• **WHAT NEEDS TO BE DONE**:
Lay out the lines below as a Markdown table with two columns, "Row" and "Line," giving each line a row number. Skip blank lines and leave the pictures out.

• **RECORDS SUPPLIED**:
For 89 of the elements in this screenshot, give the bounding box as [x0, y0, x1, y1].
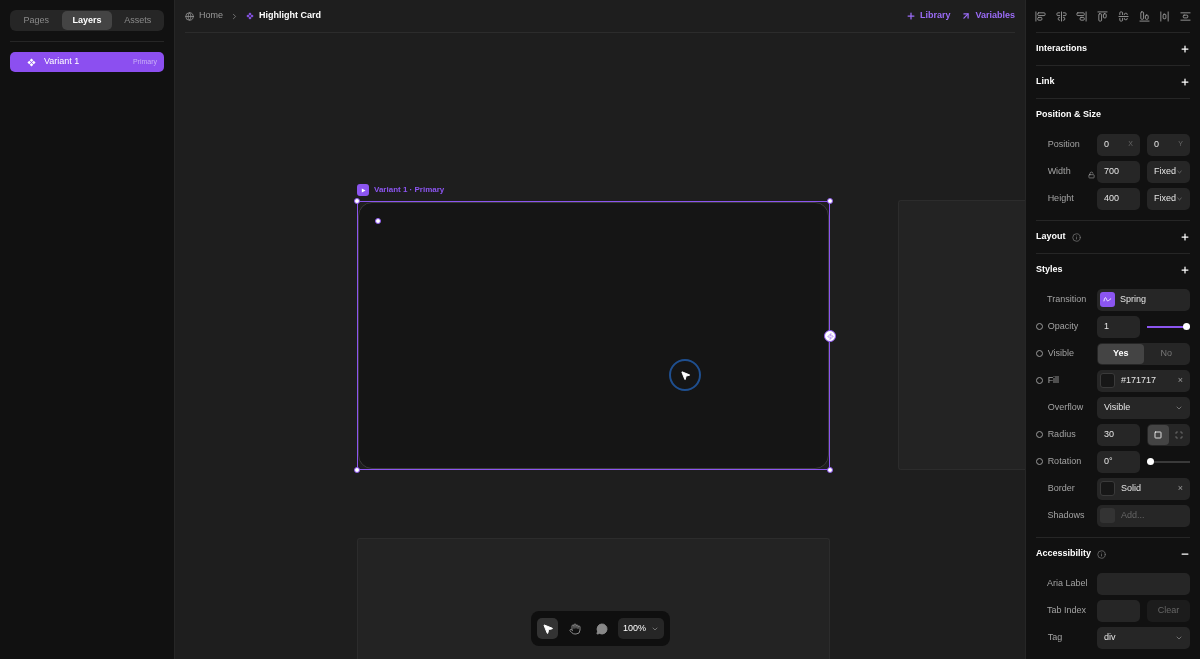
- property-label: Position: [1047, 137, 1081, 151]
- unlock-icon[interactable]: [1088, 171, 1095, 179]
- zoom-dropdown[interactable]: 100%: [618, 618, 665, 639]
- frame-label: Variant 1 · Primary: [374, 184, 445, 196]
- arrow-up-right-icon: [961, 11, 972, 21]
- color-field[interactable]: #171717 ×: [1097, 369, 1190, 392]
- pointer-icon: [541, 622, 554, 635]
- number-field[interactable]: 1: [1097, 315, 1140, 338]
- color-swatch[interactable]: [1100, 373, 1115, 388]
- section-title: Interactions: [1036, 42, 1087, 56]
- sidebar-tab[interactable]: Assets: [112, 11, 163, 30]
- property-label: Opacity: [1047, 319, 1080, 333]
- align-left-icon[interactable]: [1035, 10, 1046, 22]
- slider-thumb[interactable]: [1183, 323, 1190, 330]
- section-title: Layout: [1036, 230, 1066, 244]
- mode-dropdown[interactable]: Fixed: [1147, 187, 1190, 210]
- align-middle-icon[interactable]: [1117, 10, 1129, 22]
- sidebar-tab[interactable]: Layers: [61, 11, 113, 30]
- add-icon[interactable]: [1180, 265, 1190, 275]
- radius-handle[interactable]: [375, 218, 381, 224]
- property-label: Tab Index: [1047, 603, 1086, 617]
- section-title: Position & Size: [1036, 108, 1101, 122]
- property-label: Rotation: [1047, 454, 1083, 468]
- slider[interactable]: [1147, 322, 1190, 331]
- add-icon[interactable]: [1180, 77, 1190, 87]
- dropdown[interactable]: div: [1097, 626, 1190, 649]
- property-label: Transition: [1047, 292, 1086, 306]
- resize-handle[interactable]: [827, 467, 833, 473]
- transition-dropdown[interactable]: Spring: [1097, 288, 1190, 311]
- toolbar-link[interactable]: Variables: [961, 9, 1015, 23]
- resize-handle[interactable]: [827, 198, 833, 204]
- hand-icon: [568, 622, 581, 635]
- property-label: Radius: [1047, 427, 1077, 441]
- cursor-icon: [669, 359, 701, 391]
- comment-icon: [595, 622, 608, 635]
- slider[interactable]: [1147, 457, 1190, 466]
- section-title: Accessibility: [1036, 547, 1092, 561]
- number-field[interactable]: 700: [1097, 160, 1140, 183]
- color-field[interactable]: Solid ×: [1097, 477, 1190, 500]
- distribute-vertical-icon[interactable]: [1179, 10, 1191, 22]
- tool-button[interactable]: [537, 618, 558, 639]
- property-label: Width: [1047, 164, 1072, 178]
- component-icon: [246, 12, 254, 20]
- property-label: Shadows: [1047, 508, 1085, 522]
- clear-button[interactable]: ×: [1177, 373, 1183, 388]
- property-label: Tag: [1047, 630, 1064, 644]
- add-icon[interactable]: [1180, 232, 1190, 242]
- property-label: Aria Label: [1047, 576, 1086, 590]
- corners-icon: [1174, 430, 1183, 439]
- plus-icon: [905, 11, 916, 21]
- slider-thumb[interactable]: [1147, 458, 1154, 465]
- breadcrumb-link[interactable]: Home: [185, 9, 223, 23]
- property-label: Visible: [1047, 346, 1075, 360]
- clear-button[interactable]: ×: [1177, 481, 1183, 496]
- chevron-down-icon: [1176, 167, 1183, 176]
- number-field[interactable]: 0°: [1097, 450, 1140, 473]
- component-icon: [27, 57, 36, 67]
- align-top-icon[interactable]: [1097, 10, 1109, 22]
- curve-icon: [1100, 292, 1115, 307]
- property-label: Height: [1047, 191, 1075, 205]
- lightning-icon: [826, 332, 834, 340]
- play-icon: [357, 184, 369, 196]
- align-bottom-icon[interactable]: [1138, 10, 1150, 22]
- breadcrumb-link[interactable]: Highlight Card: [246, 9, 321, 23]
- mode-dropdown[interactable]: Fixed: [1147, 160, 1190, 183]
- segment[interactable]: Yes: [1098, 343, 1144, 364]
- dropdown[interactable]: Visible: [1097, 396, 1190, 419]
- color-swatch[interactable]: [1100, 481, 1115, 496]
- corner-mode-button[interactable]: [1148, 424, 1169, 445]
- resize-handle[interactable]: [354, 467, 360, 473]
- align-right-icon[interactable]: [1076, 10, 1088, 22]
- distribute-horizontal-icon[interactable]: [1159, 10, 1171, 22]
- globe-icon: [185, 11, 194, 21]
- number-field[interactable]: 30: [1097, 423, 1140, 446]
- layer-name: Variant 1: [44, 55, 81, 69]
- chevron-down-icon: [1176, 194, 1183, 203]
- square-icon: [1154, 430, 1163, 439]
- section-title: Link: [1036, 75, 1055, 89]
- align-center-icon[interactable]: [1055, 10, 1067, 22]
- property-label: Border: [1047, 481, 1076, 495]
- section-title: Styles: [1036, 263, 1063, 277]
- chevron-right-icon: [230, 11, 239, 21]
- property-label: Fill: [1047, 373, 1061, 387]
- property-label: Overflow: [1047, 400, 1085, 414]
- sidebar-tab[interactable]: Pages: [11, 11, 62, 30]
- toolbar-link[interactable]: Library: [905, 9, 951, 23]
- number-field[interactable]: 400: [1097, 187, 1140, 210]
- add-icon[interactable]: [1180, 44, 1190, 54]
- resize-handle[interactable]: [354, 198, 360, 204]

• **FINISHED ANSWER**:
| Row | Line |
|---|---|
| 1 | For 89 of the elements in this screenshot, give the bounding box as [x0, y0, x1, y1]. |
| 2 | - property-label: Position: [1047, 137, 1081, 151] |
| 3 | - unlock-icon[interactable]: [1088, 171, 1095, 179] |
| 4 | - zoom-dropdown[interactable]: 100%: [618, 618, 665, 639] |
| 5 | - frame-label: Variant 1 · Primary: [374, 184, 445, 196] |
| 6 | - arrow-up-right-icon: [961, 11, 972, 21] |
| 7 | - color-field[interactable]: #171717 ×: [1097, 369, 1190, 392] |
| 8 | - pointer-icon: [541, 622, 554, 635] |
| 9 | - number-field[interactable]: 1: [1097, 315, 1140, 338] |
| 10 | - color-swatch[interactable]: [1100, 373, 1115, 388] |
| 11 | - section-title: Interactions: [1036, 42, 1087, 56] |
| 12 | - sidebar-tab[interactable]: Assets: [112, 11, 163, 30] |
| 13 | - property-label: Opacity: [1047, 319, 1080, 333] |
| 14 | - align-left-icon[interactable]: [1035, 10, 1046, 22] |
| 15 | - slider-thumb[interactable]: [1183, 323, 1190, 330] |
| 16 | - section-title: Layout: [1036, 230, 1066, 244] |
| 17 | - mode-dropdown[interactable]: Fixed: [1147, 187, 1190, 210] |
| 18 | - align-middle-icon[interactable]: [1117, 10, 1129, 22] |
| 19 | - sidebar-tab[interactable]: Layers: [61, 11, 113, 30] |
| 20 | - add-icon[interactable]: [1180, 265, 1190, 275] |
| 21 | - radius-handle[interactable]: [375, 218, 381, 224] |
| 22 | - property-label: Tab Index: [1047, 603, 1086, 617] |
| 23 | - section-title: Position & Size: [1036, 108, 1101, 122] |
| 24 | - property-label: Rotation: [1047, 454, 1083, 468] |
| 25 | - slider[interactable]: [1147, 322, 1190, 331] |
| 26 | - add-icon[interactable]: [1180, 77, 1190, 87] |
| 27 | - dropdown[interactable]: div: [1097, 626, 1190, 649] |
| 28 | - property-label: Transition: [1047, 292, 1086, 306] |
| 29 | - resize-handle[interactable]: [827, 467, 833, 473] |
| 30 | - transition-dropdown[interactable]: Spring: [1097, 288, 1190, 311] |
| 31 | - toolbar-link[interactable]: Variables: [961, 9, 1015, 23] |
| 32 | - resize-handle[interactable]: [827, 198, 833, 204] |
| 33 | - hand-icon: [568, 622, 581, 635] |
| 34 | - property-label: Radius: [1047, 427, 1077, 441] |
| 35 | - cursor-icon: [669, 359, 701, 391] |
| 36 | - comment-icon: [595, 622, 608, 635] |
| 37 | - slider[interactable]: [1147, 457, 1190, 466] |
| 38 | - section-title: Accessibility: [1036, 547, 1092, 561] |
| 39 | - number-field[interactable]: 700: [1097, 160, 1140, 183] |
| 40 | - color-field[interactable]: Solid ×: [1097, 477, 1190, 500] |
| 41 | - distribute-vertical-icon[interactable]: [1179, 10, 1191, 22] |
| 42 | - tool-button[interactable]: [537, 618, 558, 639] |
| 43 | - property-label: Width: [1047, 164, 1072, 178] |
| 44 | - component-icon: [246, 12, 254, 20] |
| 45 | - property-label: Shadows: [1047, 508, 1085, 522] |
| 46 | - clear-button[interactable]: ×: [1177, 373, 1183, 388] |
| 47 | - property-label: Tag: [1047, 630, 1064, 644] |
| 48 | - add-icon[interactable]: [1180, 232, 1190, 242] |
| 49 | - property-label: Aria Label: [1047, 576, 1086, 590] |
| 50 | - corners-icon: [1174, 430, 1183, 439] |
| 51 | - plus-icon: [905, 11, 916, 21] |
| 52 | - slider-thumb[interactable]: [1147, 458, 1154, 465] |
| 53 | - breadcrumb-link[interactable]: Home: [185, 9, 223, 23] |
| 54 | - property-label: Visible: [1047, 346, 1075, 360] |
| 55 | - clear-button[interactable]: ×: [1177, 481, 1183, 496] |
| 56 | - chevron-down-icon: [1176, 167, 1183, 176] |
| 57 | - number-field[interactable]: 0°: [1097, 450, 1140, 473] |
| 58 | - component-icon: [27, 57, 36, 67] |
| 59 | - align-top-icon[interactable]: [1097, 10, 1109, 22] |
| 60 | - curve-icon: [1100, 292, 1115, 307] |
| 61 | - property-label: Height: [1047, 191, 1075, 205] |
| 62 | - lightning-icon: [826, 332, 834, 340] |
| 63 | - play-icon: [357, 184, 369, 196] |
| 64 | - align-bottom-icon[interactable]: [1138, 10, 1150, 22] |
| 65 | - breadcrumb-link[interactable]: Highlight Card: [246, 9, 321, 23] |
| 66 | - mode-dropdown[interactable]: Fixed: [1147, 160, 1190, 183] |
| 67 | - segment[interactable]: Yes: [1098, 343, 1144, 364] |
| 68 | - dropdown[interactable]: Visible: [1097, 396, 1190, 419] |
| 69 | - color-swatch[interactable]: [1100, 481, 1115, 496] |
| 70 | - corner-mode-button[interactable]: [1148, 424, 1169, 445] |
| 71 | - resize-handle[interactable]: [354, 467, 360, 473] |
| 72 | - align-right-icon[interactable]: [1076, 10, 1088, 22] |
| 73 | - distribute-horizontal-icon[interactable]: [1159, 10, 1171, 22] |
| 74 | - globe-icon: [185, 11, 194, 21] |
| 75 | - number-field[interactable]: 30: [1097, 423, 1140, 446] |
| 76 | - layer-name: Variant 1: [44, 55, 81, 69] |
| 77 | - chevron-down-icon: [1176, 194, 1183, 203] |
| 78 | - square-icon: [1154, 430, 1163, 439] |
| 79 | - section-title: Link: [1036, 75, 1055, 89] |
| 80 | - align-center-icon[interactable]: [1055, 10, 1067, 22] |
| 81 | - property-label: Border: [1047, 481, 1076, 495] |
| 82 | - section-title: Styles: [1036, 263, 1063, 277] |
| 83 | - chevron-right-icon: [230, 11, 239, 21] |
| 84 | - property-label: Fill: [1047, 373, 1061, 387] |
| 85 | - property-label: Overflow: [1047, 400, 1085, 414] |
| 86 | - sidebar-tab[interactable]: Pages: [11, 11, 62, 30] |
| 87 | - toolbar-link[interactable]: Library: [905, 9, 951, 23] |
| 88 | - number-field[interactable]: 400: [1097, 187, 1140, 210] |
| 89 | - add-icon[interactable]: [1180, 44, 1190, 54] |
| 90 | - resize-handle[interactable]: [354, 198, 360, 204] |